--- start ---

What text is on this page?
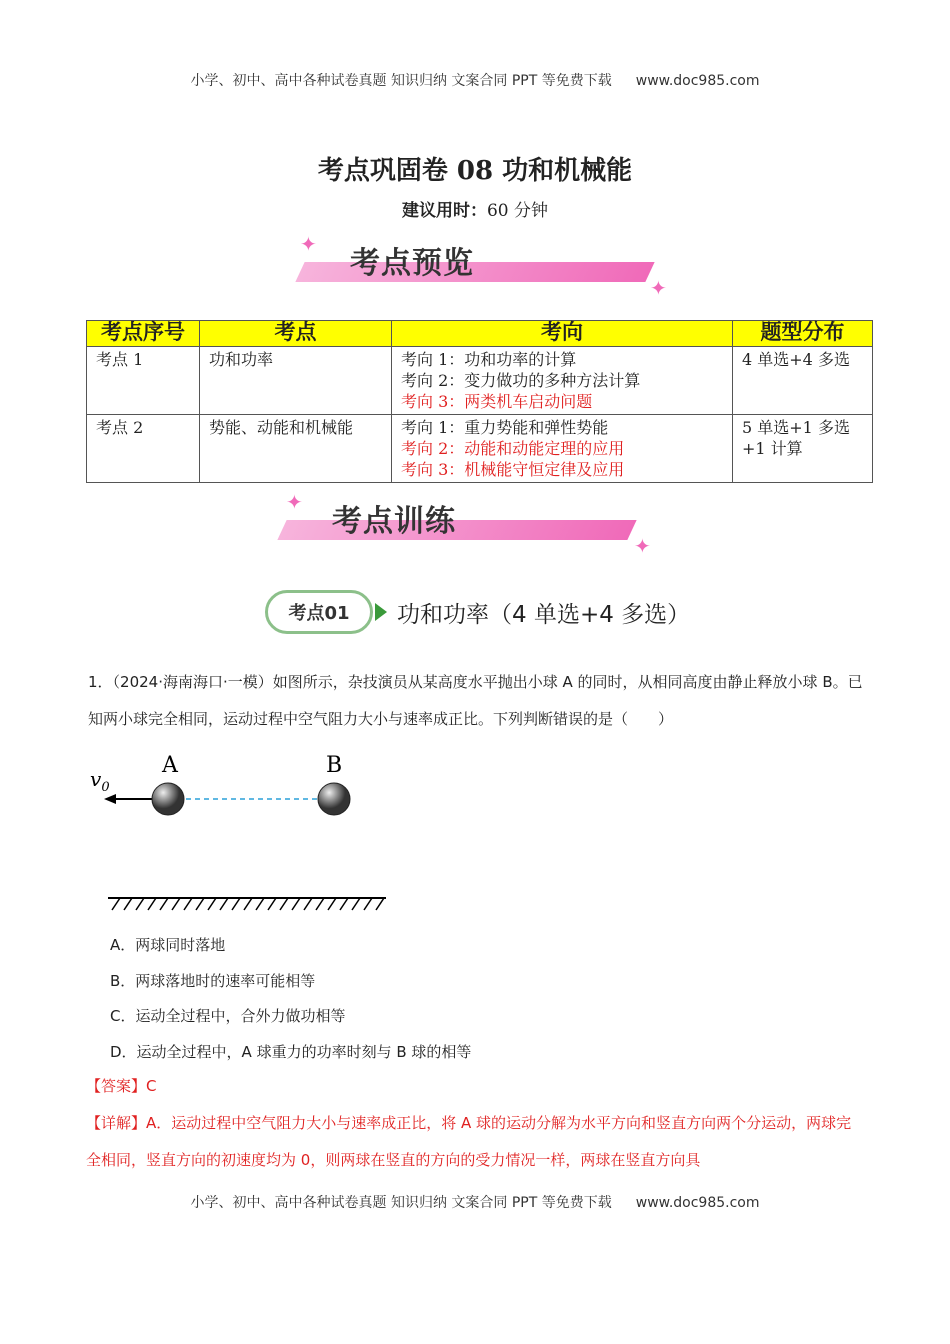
小学、初中、高中各种试卷真题 知识归纳 文案合同 PPT 等免费下载 www.doc985.com
考点巩固卷 08 功和机械能
建议用时：60 分钟
✦
✦
考点预览
考点序号	考点	考向	题型分布
考点 1	功和功率	考向 1：功和功率的计算
考向 2：变力做功的多种方法计算
考向 3：两类机车启动问题	4 单选+4 多选
考点 2	势能、动能和机械能	考向 1：重力势能和弹性势能
考向 2：动能和动能定理的应用
考向 3：机械能守恒定律及应用	5 单选+1 多选+1 计算
✦
✦
考点训练
考点01	功和功率（4 单选+4 多选）
1．（2024·海南海口·一模）如图所示，杂技演员从某高度水平抛出小球 A 的同时，从相同高度由静止释放小球 B。已知两小球完全相同，运动过程中空气阻力大小与速率成正比。下列判断错误的是（　　）
$v_0$
A	B
A．两球同时落地
B．两球落地时的速率可能相等
C．运动全过程中，合外力做功相等
D．运动全过程中，A 球重力的功率时刻与 B 球的相等
【答案】C
【详解】A．运动过程中空气阻力大小与速率成正比，将 A 球的运动分解为水平方向和竖直方向两个分运动，两球完全相同，竖直方向的初速度均为 0，则两球在竖直的方向的受力情况一样，两球在竖直方向具
小学、初中、高中各种试卷真题 知识归纳 文案合同 PPT 等免费下载 www.doc985.com
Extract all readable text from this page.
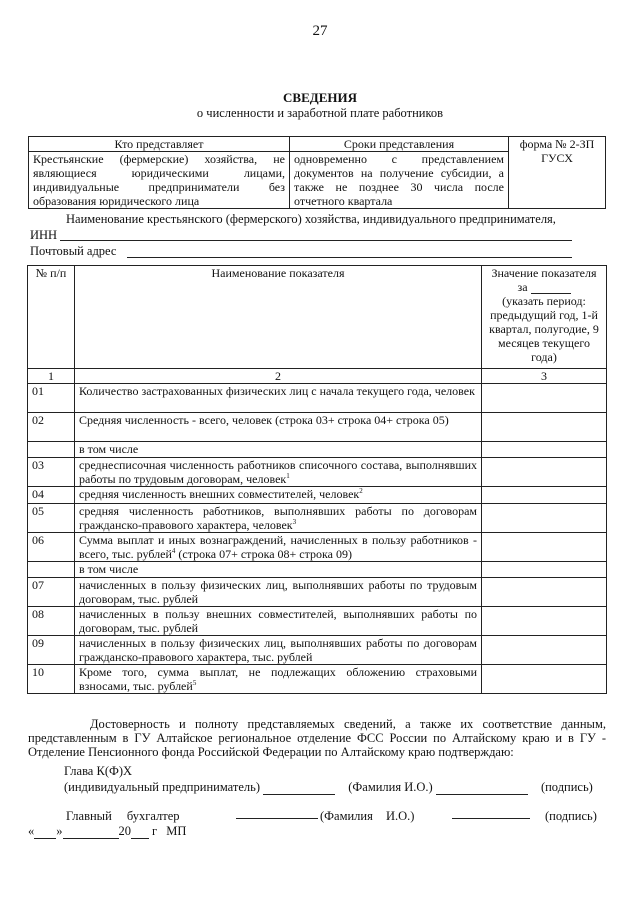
27
СВЕДЕНИЯ
о численности и заработной плате работников
Кто представляет	Сроки представления	форма № 2-ЗП ГУСХ
Крестьянские (фермерские) хозяйства, не являющиеся юридическими лицами, индивидуальные предприниматели без образования юридического лица	одновременно с представлением документов на получение субсидии, а также не позднее 30 числа после отчетного квартала	
Наименование крестьянского (фермерского) хозяйства, индивидуального предпринимателя,
ИНН
Почтовый адрес
№ п/п	Наименование показателя	Значение показателя
за
(указать период: предыдущий год, 1-й квартал, полугодие, 9 месяцев текущего года)

1	2	3
01	Количество застрахованных физических лиц с начала текущего года, человек	
02	Средняя численность - всего, человек (строка 03+ строка 04+ строка 05)	
	в том числе	
03	среднесписочная численность работников списочного состава, выполнявших работы по трудовым договорам, человек$^1$	
04	средняя численность внешних совместителей, человек$^2$	
05	средняя численность работников, выполнявших работы по договорам гражданско-правового характера, человек$^3$	
06	Сумма выплат и иных вознаграждений, начисленных в пользу работников - всего, тыс. рублей$^4$ (строка 07+ строка 08+ строка 09)	
	в том числе	
07	начисленных в пользу физических лиц, выполнявших работы по трудовым договорам, тыс. рублей	
08	начисленных в пользу внешних совместителей, выполнявших работы по договорам, тыс. рублей	
09	начисленных в пользу физических лиц, выполнявших работы по договорам гражданско-правового характера, тыс. рублей	
10	Кроме того, сумма выплат, не подлежащих обложению страховыми взносами, тыс. рублей$^5$	
Достоверность и полноту представляемых сведений, а также их соответствие данным, представленным в ГУ Алтайское региональное отделение ФСС России по Алтайскому краю и в ГУ - Отделение Пенсионного фонда Российской Федерации по Алтайскому краю подтверждаю:
Глава К(Ф)Х
(индивидуальный предприниматель)	(Фамилия И.О.)	(подпись)
Главный бухгалтер	(Фамилия И.О.)	(подпись)
« »	20 г МП
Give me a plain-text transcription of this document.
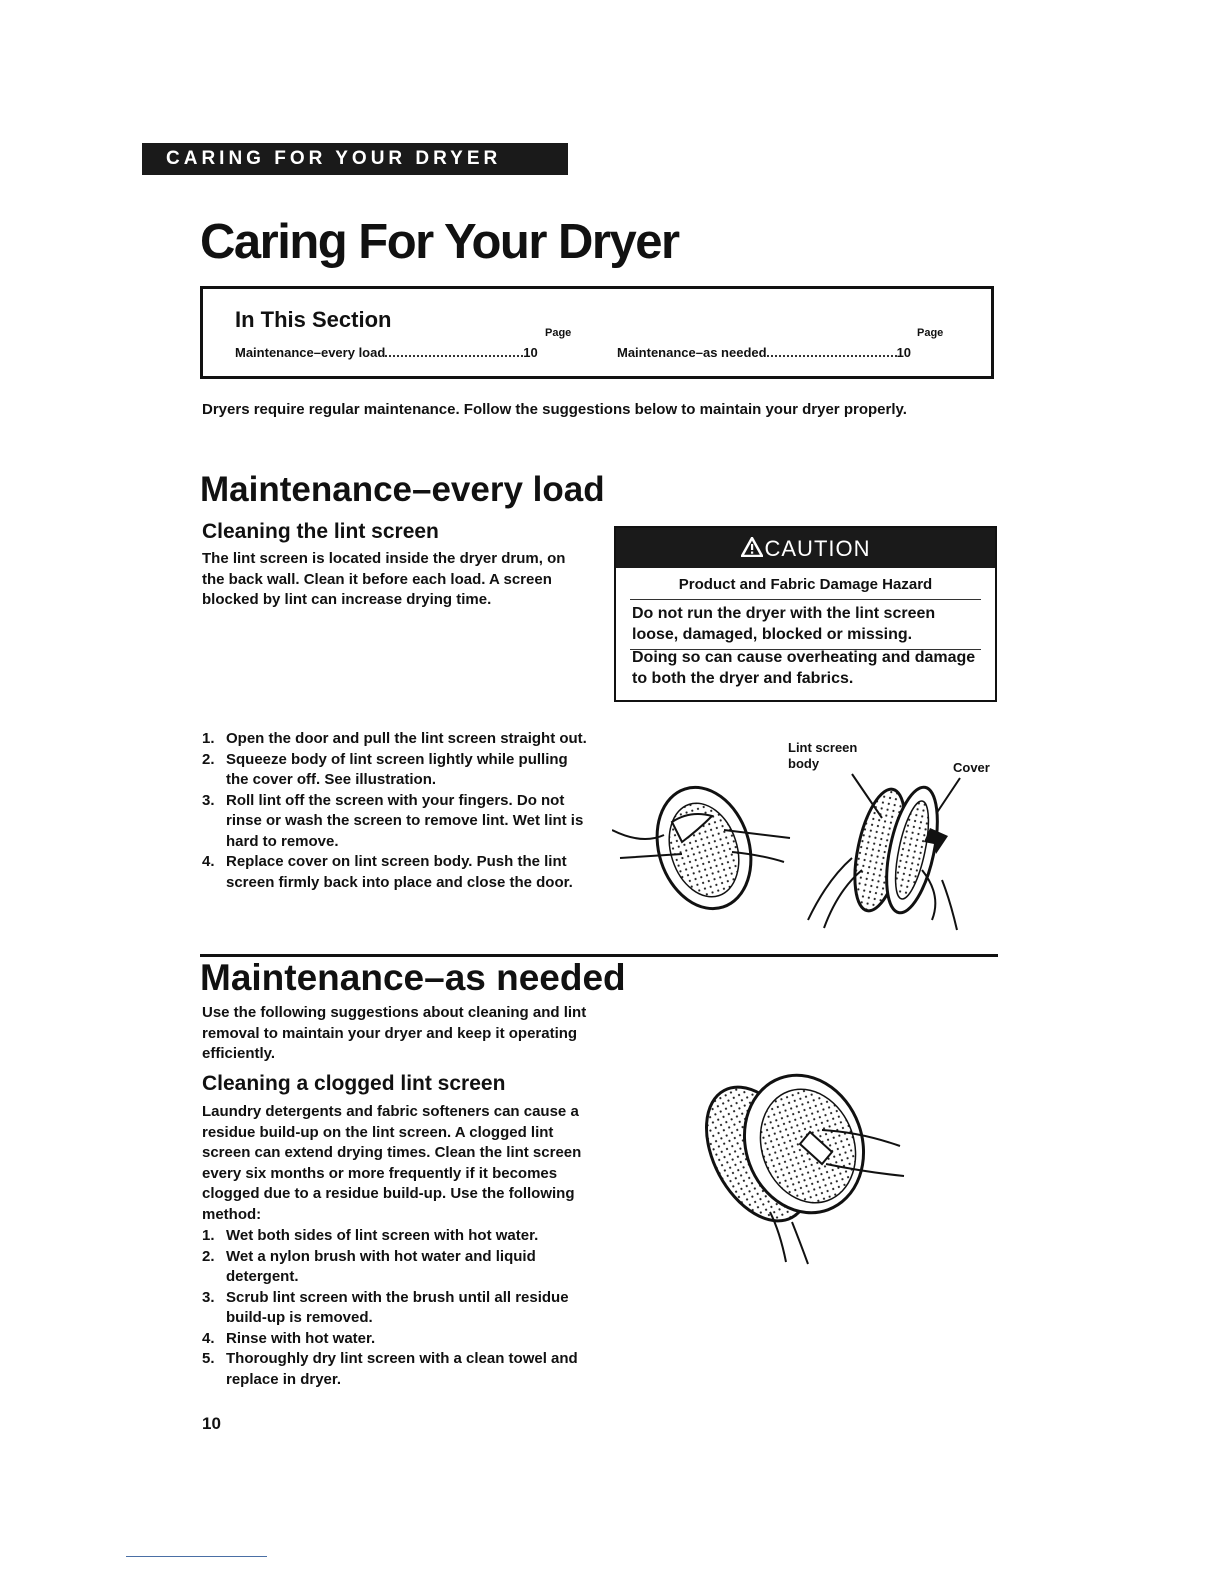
CARING FOR YOUR DRYER
Caring For Your Dryer
In This Section
Page	Page
Maintenance–every load	10	Maintenance–as needed	10
Dryers require regular maintenance. Follow the suggestions below to maintain your dryer properly.
Maintenance–every load
Cleaning the lint screen
The lint screen is located inside the dryer drum, on the back wall. Clean it before each load. A screen blocked by lint can increase drying time.
CAUTION
Product and Fabric Damage Hazard
Do not run the dryer with the lint screen loose, damaged, blocked or missing.
Doing so can cause overheating and damage to both the dryer and fabrics.
1. Open the door and pull the lint screen straight out.
2. Squeeze body of lint screen lightly while pulling the cover off. See illustration.
3. Roll lint off the screen with your fingers. Do not rinse or wash the screen to remove lint. Wet lint is hard to remove.
4. Replace cover on lint screen body. Push the lint screen firmly back into place and close the door.
Lint screen body	Cover
Maintenance–as needed
Use the following suggestions about cleaning and lint removal to maintain your dryer and keep it operating efficiently.
Cleaning a clogged lint screen
Laundry detergents and fabric softeners can cause a residue build-up on the lint screen. A clogged lint screen can extend drying times. Clean the lint screen every six months or more frequently if it becomes clogged due to a residue build-up. Use the following method:
1. Wet both sides of lint screen with hot water.
2. Wet a nylon brush with hot water and liquid detergent.
3. Scrub lint screen with the brush until all residue build-up is removed.
4. Rinse with hot water.
5. Thoroughly dry lint screen with a clean towel and replace in dryer.
10
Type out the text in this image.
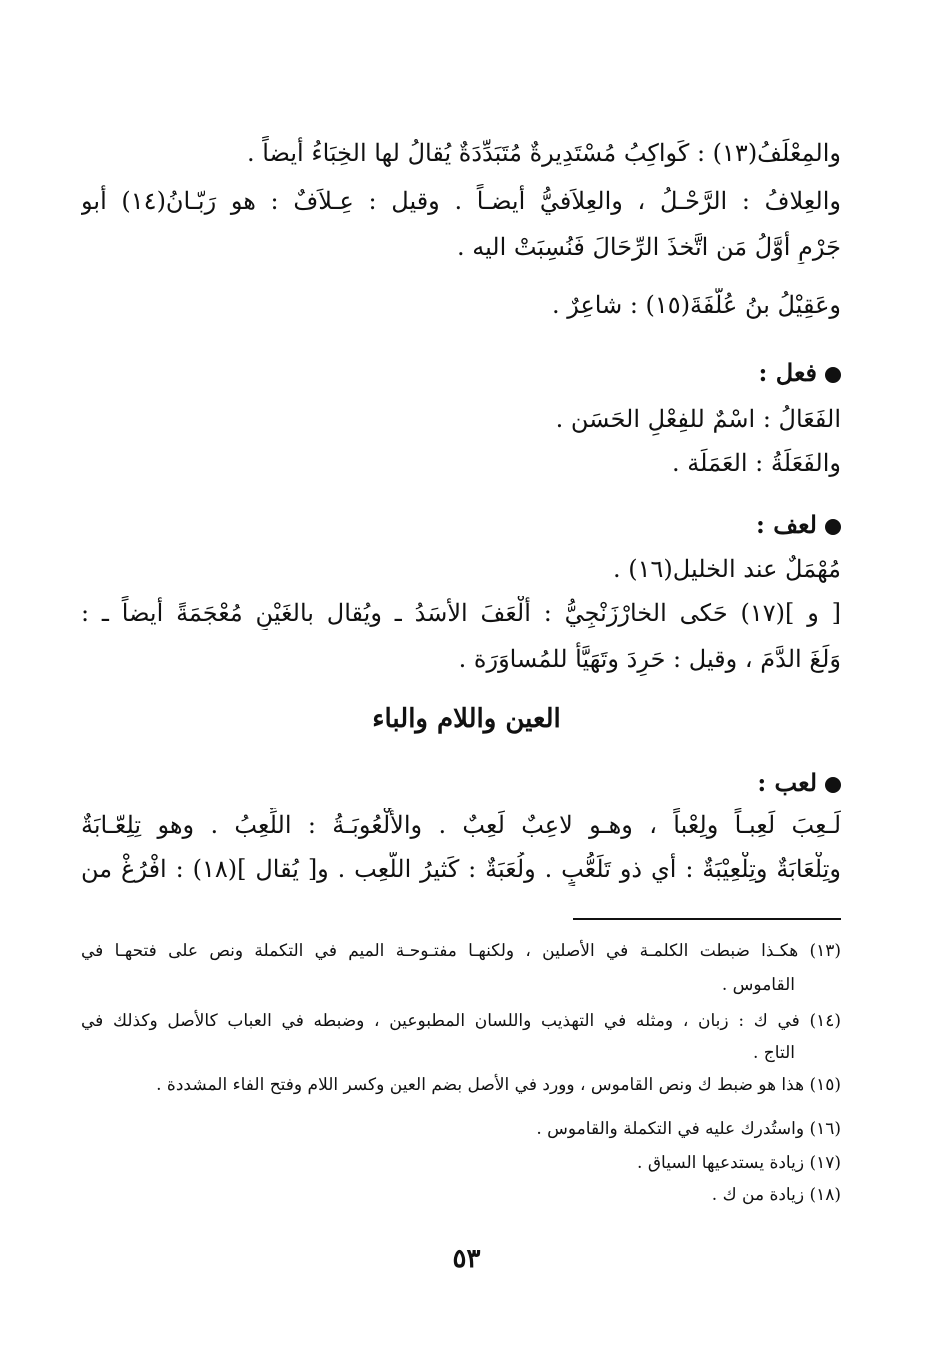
والمِعْلَفُ(١٣) : كَواكِبُ مُسْتَدِيرةٌ مُتَبَدِّدَةٌ يُقالُ لها الخِبَاءُ أيضاً .
والعِلافُ : الرَّحْـلُ ، والعِلاَفيُّ أيضـاً . وقيل : عِـلاَفٌ : هو رَبّـانُ(١٤) أبو
جَرْمٍ أوَّلُ مَن اتَّخذَ الرِّحَالَ فَنُسِبَتْ اليه .
وعَقِيْلُ بنُ عُلَّفَةَ(١٥) : شاعِرٌ .
فعل :
الفَعَالُ : اسْمٌ للفِعْلِ الحَسَن .
والفَعَلَةُ : العَمَلَة .
لعف :
مُهْمَلٌ عند الخليل(١٦) .
[ و ](١٧) حَكى الخارْزَنْجِيُّ : ألْعَفَ الأسَدُ ـ ويُقال بالغَيْنِ مُعْجَمَةً أيضاً ـ :
وَلَغَ الدَّمَ ، وقيل : حَرِدَ وتَهَيَّأ للمُساوَرَة .
العين واللام والباء
لعب :
لَـعِبَ لَعِبـاً ولِعْباً ، وهـو لاعِبٌ لَعِبٌ . والأُلْعُوبَـةُ : اللِّعِبُ . وهو تِلِعّـابَةٌ
وتِلْعَابَةٌ وتِلْعِيْبَةٌ : أي ذو تَلَعُّبٍ . ولُعَبَةٌ : كَثيرُ اللَّعِب . و[ يُقال ](١٨) : افْرُغْ من
(١٣) هكـذا ضبطت الكلمـة في الأصلين ، ولكنهـا مفتـوحـة الميم في التكملة ونص على فتحهـا في
القاموس .
(١٤) في ك : زبان ، ومثله في التهذيب واللسان المطبوعين ، وضبطه في العباب كالأصل وكذلك في
التاج .
(١٥) هذا هو ضبط ك ونص القاموس ، وورد في الأصل بضم العين وكسر اللام وفتح الفاء المشددة .
(١٦) واستُدرك عليه في التكملة والقاموس .
(١٧) زيادة يستدعيها السياق .
(١٨) زيادة من ك .
٥٣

--- end ---

[TASK TO CARRY OUT]
Retype the lines exactly as they appear, beginning with the line that contains "Type out the text in this image." and ending with the final line of the entries, and omit the pictures.

[WRITTEN ANSWER]
Type out the text in this image.
والمِعْلَفُ(١٣) : كَواكِبُ مُسْتَدِيرةٌ مُتَبَدِّدَةٌ يُقالُ لها الخِبَاءُ أيضاً .
والعِلافُ : الرَّحْـلُ ، والعِلاَفيُّ أيضـاً . وقيل : عِـلاَفٌ : هو رَبّـانُ(١٤) أبو
جَرْمٍ أوَّلُ مَن اتَّخذَ الرِّحَالَ فَنُسِبَتْ اليه .
وعَقِيْلُ بنُ عُلَّفَةَ(١٥) : شاعِرٌ .
فعل :
الفَعَالُ : اسْمٌ للفِعْلِ الحَسَن .
والفَعَلَةُ : العَمَلَة .
لعف :
مُهْمَلٌ عند الخليل(١٦) .
[ و ](١٧) حَكى الخارْزَنْجِيُّ : ألْعَفَ الأسَدُ ـ ويُقال بالغَيْنِ مُعْجَمَةً أيضاً ـ :
وَلَغَ الدَّمَ ، وقيل : حَرِدَ وتَهَيَّأ للمُساوَرَة .
العين واللام والباء
لعب :
لَـعِبَ لَعِبـاً ولِعْباً ، وهـو لاعِبٌ لَعِبٌ . والأُلْعُوبَـةُ : اللِّعِبُ . وهو تِلِعّـابَةٌ
وتِلْعَابَةٌ وتِلْعِيْبَةٌ : أي ذو تَلَعُّبٍ . ولُعَبَةٌ : كَثيرُ اللَّعِب . و[ يُقال ](١٨) : افْرُغْ من
(١٣) هكـذا ضبطت الكلمـة في الأصلين ، ولكنهـا مفتـوحـة الميم في التكملة ونص على فتحهـا في
القاموس .
(١٤) في ك : زبان ، ومثله في التهذيب واللسان المطبوعين ، وضبطه في العباب كالأصل وكذلك في
التاج .
(١٥) هذا هو ضبط ك ونص القاموس ، وورد في الأصل بضم العين وكسر اللام وفتح الفاء المشددة .
(١٦) واستُدرك عليه في التكملة والقاموس .
(١٧) زيادة يستدعيها السياق .
(١٨) زيادة من ك .
٥٣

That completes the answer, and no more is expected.